— Task to complete —
Write the material out again exactly as it stands.

— Input data —
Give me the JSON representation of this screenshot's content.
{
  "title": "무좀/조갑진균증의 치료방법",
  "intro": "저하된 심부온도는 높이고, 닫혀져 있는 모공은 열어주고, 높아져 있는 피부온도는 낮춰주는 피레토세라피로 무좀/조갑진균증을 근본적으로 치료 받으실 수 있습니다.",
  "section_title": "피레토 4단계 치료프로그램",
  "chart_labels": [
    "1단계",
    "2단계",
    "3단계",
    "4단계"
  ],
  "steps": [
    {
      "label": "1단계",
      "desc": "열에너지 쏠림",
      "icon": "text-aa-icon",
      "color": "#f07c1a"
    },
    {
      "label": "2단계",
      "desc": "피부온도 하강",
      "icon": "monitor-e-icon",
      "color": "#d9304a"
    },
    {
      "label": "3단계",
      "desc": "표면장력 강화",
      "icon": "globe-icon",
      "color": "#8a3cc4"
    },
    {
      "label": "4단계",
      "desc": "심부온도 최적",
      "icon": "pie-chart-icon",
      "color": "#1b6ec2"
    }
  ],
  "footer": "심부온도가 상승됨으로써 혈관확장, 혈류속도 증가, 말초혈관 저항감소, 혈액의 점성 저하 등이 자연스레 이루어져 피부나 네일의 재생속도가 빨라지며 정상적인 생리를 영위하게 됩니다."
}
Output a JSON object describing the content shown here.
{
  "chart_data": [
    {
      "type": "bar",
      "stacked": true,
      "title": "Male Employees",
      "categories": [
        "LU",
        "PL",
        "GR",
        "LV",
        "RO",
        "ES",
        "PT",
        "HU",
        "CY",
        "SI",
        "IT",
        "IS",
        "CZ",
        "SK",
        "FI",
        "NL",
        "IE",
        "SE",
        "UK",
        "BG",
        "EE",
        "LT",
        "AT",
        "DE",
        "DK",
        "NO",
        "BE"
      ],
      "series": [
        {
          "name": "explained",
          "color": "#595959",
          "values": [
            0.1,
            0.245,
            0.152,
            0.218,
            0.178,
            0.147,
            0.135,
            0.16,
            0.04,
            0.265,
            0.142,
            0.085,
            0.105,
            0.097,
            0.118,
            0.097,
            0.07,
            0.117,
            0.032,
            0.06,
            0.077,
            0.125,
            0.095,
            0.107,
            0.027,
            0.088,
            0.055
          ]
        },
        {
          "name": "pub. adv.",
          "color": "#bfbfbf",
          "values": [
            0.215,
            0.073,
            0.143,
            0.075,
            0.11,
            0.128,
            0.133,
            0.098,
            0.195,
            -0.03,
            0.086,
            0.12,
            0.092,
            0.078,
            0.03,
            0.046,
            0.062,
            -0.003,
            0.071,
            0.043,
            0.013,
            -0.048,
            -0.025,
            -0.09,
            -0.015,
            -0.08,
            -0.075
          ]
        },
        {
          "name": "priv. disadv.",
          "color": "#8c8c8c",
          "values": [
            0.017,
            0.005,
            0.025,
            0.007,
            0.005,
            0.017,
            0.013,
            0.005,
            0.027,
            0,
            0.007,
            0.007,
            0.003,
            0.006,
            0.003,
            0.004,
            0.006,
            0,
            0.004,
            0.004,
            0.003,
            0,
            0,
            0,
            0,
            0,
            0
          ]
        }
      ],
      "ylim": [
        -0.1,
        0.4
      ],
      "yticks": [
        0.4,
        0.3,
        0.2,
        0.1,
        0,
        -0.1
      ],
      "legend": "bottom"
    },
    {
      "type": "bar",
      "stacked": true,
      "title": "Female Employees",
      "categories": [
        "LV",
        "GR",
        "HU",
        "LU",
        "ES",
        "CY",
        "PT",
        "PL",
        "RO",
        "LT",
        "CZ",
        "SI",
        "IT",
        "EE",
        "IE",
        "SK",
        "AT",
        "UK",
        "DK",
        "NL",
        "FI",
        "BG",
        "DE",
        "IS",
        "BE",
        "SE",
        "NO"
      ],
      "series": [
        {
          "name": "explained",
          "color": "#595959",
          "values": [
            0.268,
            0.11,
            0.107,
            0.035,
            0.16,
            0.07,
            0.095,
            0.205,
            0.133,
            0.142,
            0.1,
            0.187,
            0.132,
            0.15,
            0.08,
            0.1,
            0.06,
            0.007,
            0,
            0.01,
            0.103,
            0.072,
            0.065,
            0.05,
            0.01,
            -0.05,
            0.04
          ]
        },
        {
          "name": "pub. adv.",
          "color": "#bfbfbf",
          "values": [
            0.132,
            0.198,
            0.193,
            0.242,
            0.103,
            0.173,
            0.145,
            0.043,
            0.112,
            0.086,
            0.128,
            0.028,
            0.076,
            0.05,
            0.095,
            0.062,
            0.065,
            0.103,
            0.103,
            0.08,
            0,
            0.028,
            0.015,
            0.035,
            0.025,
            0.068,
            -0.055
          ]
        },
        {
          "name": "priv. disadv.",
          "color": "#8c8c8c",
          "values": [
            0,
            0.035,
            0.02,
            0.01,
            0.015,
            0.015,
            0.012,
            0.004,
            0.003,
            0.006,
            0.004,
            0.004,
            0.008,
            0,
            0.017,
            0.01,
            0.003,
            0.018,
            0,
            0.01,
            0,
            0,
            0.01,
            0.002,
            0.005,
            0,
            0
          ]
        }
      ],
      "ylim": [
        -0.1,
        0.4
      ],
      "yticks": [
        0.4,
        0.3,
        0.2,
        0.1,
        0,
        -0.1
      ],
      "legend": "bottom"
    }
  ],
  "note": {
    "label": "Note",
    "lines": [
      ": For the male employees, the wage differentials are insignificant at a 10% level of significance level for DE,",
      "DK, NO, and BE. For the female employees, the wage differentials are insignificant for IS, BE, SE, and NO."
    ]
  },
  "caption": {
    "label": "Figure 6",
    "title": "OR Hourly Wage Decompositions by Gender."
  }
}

— Task result —
Give me the JSON representation of this screenshot's content.
{
  "title": "무좀/조갑진균증의 치료방법",
  "intro": "저하된 심부온도는 높이고, 닫혀져 있는 모공은 열어주고, 높아져 있는 피부온도는 낮춰주는 피레토세라피로 무좀/조갑진균증을 근본적으로 치료 받으실 수 있습니다.",
  "section_title": "피레토 4단계 치료프로그램",
  "chart_labels": [
    "1단계",
    "2단계",
    "3단계",
    "4단계"
  ],
  "steps": [
    {
      "label": "1단계",
      "desc": "열에너지 쏠림",
      "icon": "text-aa-icon",
      "color": "#f07c1a"
    },
    {
      "label": "2단계",
      "desc": "피부온도 하강",
      "icon": "monitor-e-icon",
      "color": "#d9304a"
    },
    {
      "label": "3단계",
      "desc": "표면장력 강화",
      "icon": "globe-icon",
      "color": "#8a3cc4"
    },
    {
      "label": "4단계",
      "desc": "심부온도 최적",
      "icon": "pie-chart-icon",
      "color": "#1b6ec2"
    }
  ],
  "footer": "심부온도가 상승됨으로써 혈관확장, 혈류속도 증가, 말초혈관 저항감소, 혈액의 점성 저하 등이 자연스레 이루어져 피부나 네일의 재생속도가 빨라지며 정상적인 생리를 영위하게 됩니다."
}
Output a JSON object describing the content shown here.
{
  "chart_data": [
    {
      "type": "bar",
      "stacked": true,
      "title": "Male Employees",
      "categories": [
        "LU",
        "PL",
        "GR",
        "LV",
        "RO",
        "ES",
        "PT",
        "HU",
        "CY",
        "SI",
        "IT",
        "IS",
        "CZ",
        "SK",
        "FI",
        "NL",
        "IE",
        "SE",
        "UK",
        "BG",
        "EE",
        "LT",
        "AT",
        "DE",
        "DK",
        "NO",
        "BE"
      ],
      "series": [
        {
          "name": "explained",
          "color": "#595959",
          "values": [
            0.1,
            0.245,
            0.152,
            0.218,
            0.178,
            0.147,
            0.135,
            0.16,
            0.04,
            0.265,
            0.142,
            0.085,
            0.105,
            0.097,
            0.118,
            0.097,
            0.07,
            0.117,
            0.032,
            0.06,
            0.077,
            0.125,
            0.095,
            0.107,
            0.027,
            0.088,
            0.055
          ]
        },
        {
          "name": "pub. adv.",
          "color": "#bfbfbf",
          "values": [
            0.215,
            0.073,
            0.143,
            0.075,
            0.11,
            0.128,
            0.133,
            0.098,
            0.195,
            -0.03,
            0.086,
            0.12,
            0.092,
            0.078,
            0.03,
            0.046,
            0.062,
            -0.003,
            0.071,
            0.043,
            0.013,
            -0.048,
            -0.025,
            -0.09,
            -0.015,
            -0.08,
            -0.075
          ]
        },
        {
          "name": "priv. disadv.",
          "color": "#8c8c8c",
          "values": [
            0.017,
            0.005,
            0.025,
            0.007,
            0.005,
            0.017,
            0.013,
            0.005,
            0.027,
            0,
            0.007,
            0.007,
            0.003,
            0.006,
            0.003,
            0.004,
            0.006,
            0,
            0.004,
            0.004,
            0.003,
            0,
            0,
            0,
            0,
            0,
            0
          ]
        }
      ],
      "ylim": [
        -0.1,
        0.4
      ],
      "yticks": [
        0.4,
        0.3,
        0.2,
        0.1,
        0,
        -0.1
      ],
      "legend": "bottom"
    },
    {
      "type": "bar",
      "stacked": true,
      "title": "Female Employees",
      "categories": [
        "LV",
        "GR",
        "HU",
        "LU",
        "ES",
        "CY",
        "PT",
        "PL",
        "RO",
        "LT",
        "CZ",
        "SI",
        "IT",
        "EE",
        "IE",
        "SK",
        "AT",
        "UK",
        "DK",
        "NL",
        "FI",
        "BG",
        "DE",
        "IS",
        "BE",
        "SE",
        "NO"
      ],
      "series": [
        {
          "name": "explained",
          "color": "#595959",
          "values": [
            0.268,
            0.11,
            0.107,
            0.035,
            0.16,
            0.07,
            0.095,
            0.205,
            0.133,
            0.142,
            0.1,
            0.187,
            0.132,
            0.15,
            0.08,
            0.1,
            0.06,
            0.007,
            0,
            0.01,
            0.103,
            0.072,
            0.065,
            0.05,
            0.01,
            -0.05,
            0.04
          ]
        },
        {
          "name": "pub. adv.",
          "color": "#bfbfbf",
          "values": [
            0.132,
            0.198,
            0.193,
            0.242,
            0.103,
            0.173,
            0.145,
            0.043,
            0.112,
            0.086,
            0.128,
            0.028,
            0.076,
            0.05,
            0.095,
            0.062,
            0.065,
            0.103,
            0.103,
            0.08,
            0,
            0.028,
            0.015,
            0.035,
            0.025,
            0.068,
            -0.055
          ]
        },
        {
          "name": "priv. disadv.",
          "color": "#8c8c8c",
          "values": [
            0,
            0.035,
            0.02,
            0.01,
            0.015,
            0.015,
            0.012,
            0.004,
            0.003,
            0.006,
            0.004,
            0.004,
            0.008,
            0,
            0.017,
            0.01,
            0.003,
            0.018,
            0,
            0.01,
            0,
            0,
            0.01,
            0.002,
            0.005,
            0,
            0
          ]
        }
      ],
      "ylim": [
        -0.1,
        0.4
      ],
      "yticks": [
        0.4,
        0.3,
        0.2,
        0.1,
        0,
        -0.1
      ],
      "legend": "bottom"
    }
  ],
  "note": {
    "label": "Note",
    "lines": [
      ": For the male employees, the wage differentials are insignificant at a 10% level of significance level for DE,",
      "DK, NO, and BE. For the female employees, the wage differentials are insignificant for IS, BE, SE, and NO."
    ]
  },
  "caption": {
    "label": "Figure 6",
    "title": "OR Hourly Wage Decompositions by Gender."
  }
}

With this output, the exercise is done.